• [YOUR INSTRUCTIONS]: Repeat the entries that follow verbatim, without any of their pictures.

• [DATA SHOWN]:
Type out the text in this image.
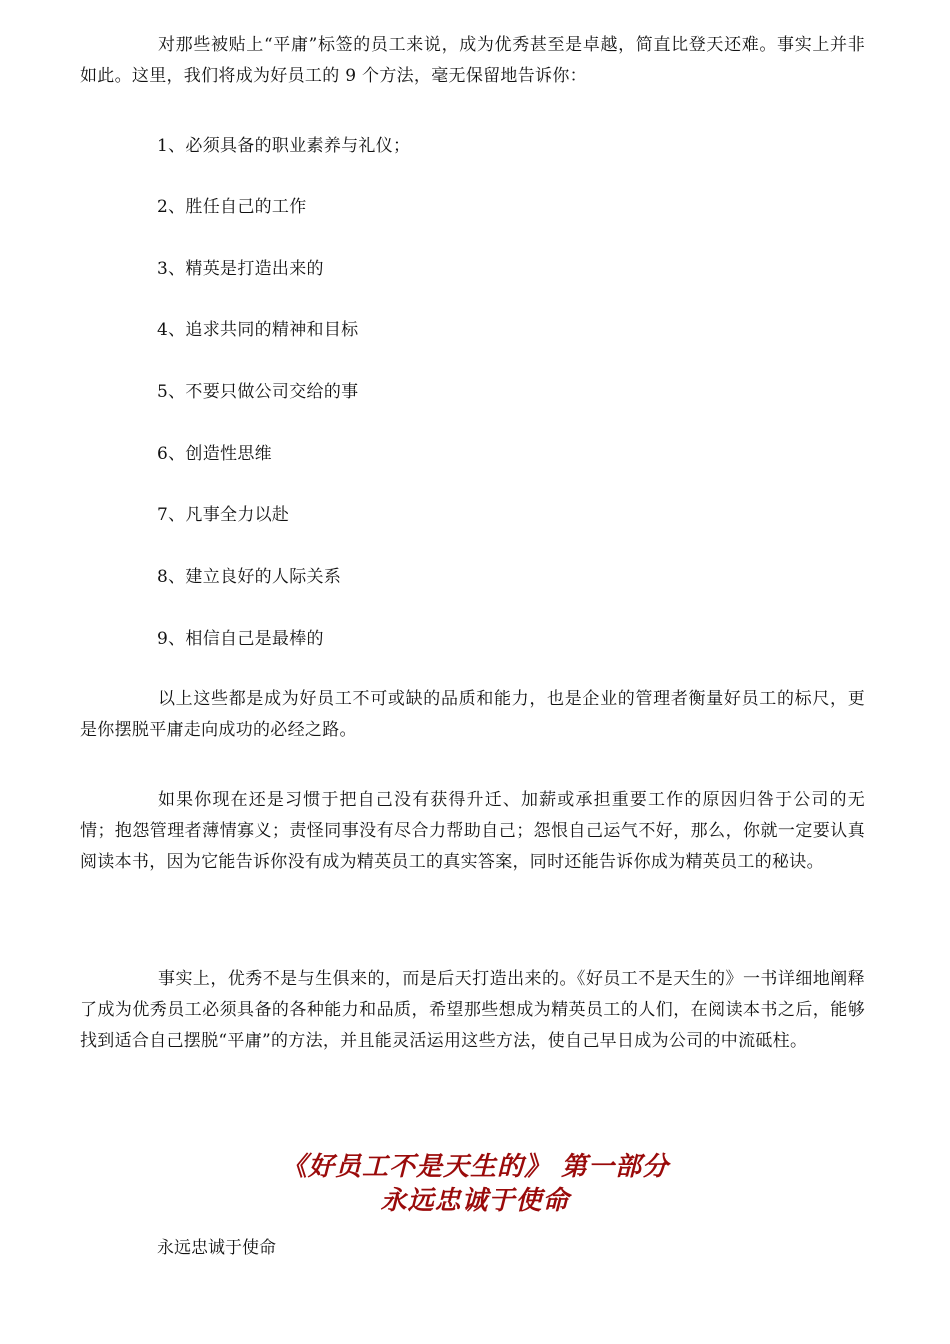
对那些被贴上“平庸”标签的员工来说，成为优秀甚至是卓越，简直比登天还难。事实上并非如此。这里，我们将成为好员工的 9 个方法，毫无保留地告诉你：

1、必须具备的职业素养与礼仪；

2、胜任自己的工作

3、精英是打造出来的

4、追求共同的精神和目标

5、不要只做公司交给的事

6、创造性思维

7、凡事全力以赴

8、建立良好的人际关系

9、相信自己是最棒的

以上这些都是成为好员工不可或缺的品质和能力，也是企业的管理者衡量好员工的标尺，更是你摆脱平庸走向成功的必经之路。

如果你现在还是习惯于把自己没有获得升迁、加薪或承担重要工作的原因归咎于公司的无情；抱怨管理者薄情寡义；责怪同事没有尽合力帮助自己；怨恨自己运气不好，那么，你就一定要认真阅读本书，因为它能告诉你没有成为精英员工的真实答案，同时还能告诉你成为精英员工的秘诀。

事实上，优秀不是与生俱来的，而是后天打造出来的。《好员工不是天生的》一书详细地阐释了成为优秀员工必须具备的各种能力和品质，希望那些想成为精英员工的人们，在阅读本书之后，能够找到适合自己摆脱“平庸”的方法，并且能灵活运用这些方法，使自己早日成为公司的中流砥柱。

《好员工不是天生的》 第一部分

永远忠诚于使命

永远忠诚于使命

• [TASK RESPONSE]:
Type out the text in this image.
对那些被贴上“平庸”标签的员工来说，成为优秀甚至是卓越，简直比登天还难。事实上并非如此。这里，我们将成为好员工的 9 个方法，毫无保留地告诉你：

1、必须具备的职业素养与礼仪；

2、胜任自己的工作

3、精英是打造出来的

4、追求共同的精神和目标

5、不要只做公司交给的事

6、创造性思维

7、凡事全力以赴

8、建立良好的人际关系

9、相信自己是最棒的

以上这些都是成为好员工不可或缺的品质和能力，也是企业的管理者衡量好员工的标尺，更是你摆脱平庸走向成功的必经之路。

如果你现在还是习惯于把自己没有获得升迁、加薪或承担重要工作的原因归咎于公司的无情；抱怨管理者薄情寡义；责怪同事没有尽合力帮助自己；怨恨自己运气不好，那么，你就一定要认真阅读本书，因为它能告诉你没有成为精英员工的真实答案，同时还能告诉你成为精英员工的秘诀。

事实上，优秀不是与生俱来的，而是后天打造出来的。《好员工不是天生的》一书详细地阐释了成为优秀员工必须具备的各种能力和品质，希望那些想成为精英员工的人们，在阅读本书之后，能够找到适合自己摆脱“平庸”的方法，并且能灵活运用这些方法，使自己早日成为公司的中流砥柱。

《好员工不是天生的》 第一部分

永远忠诚于使命

永远忠诚于使命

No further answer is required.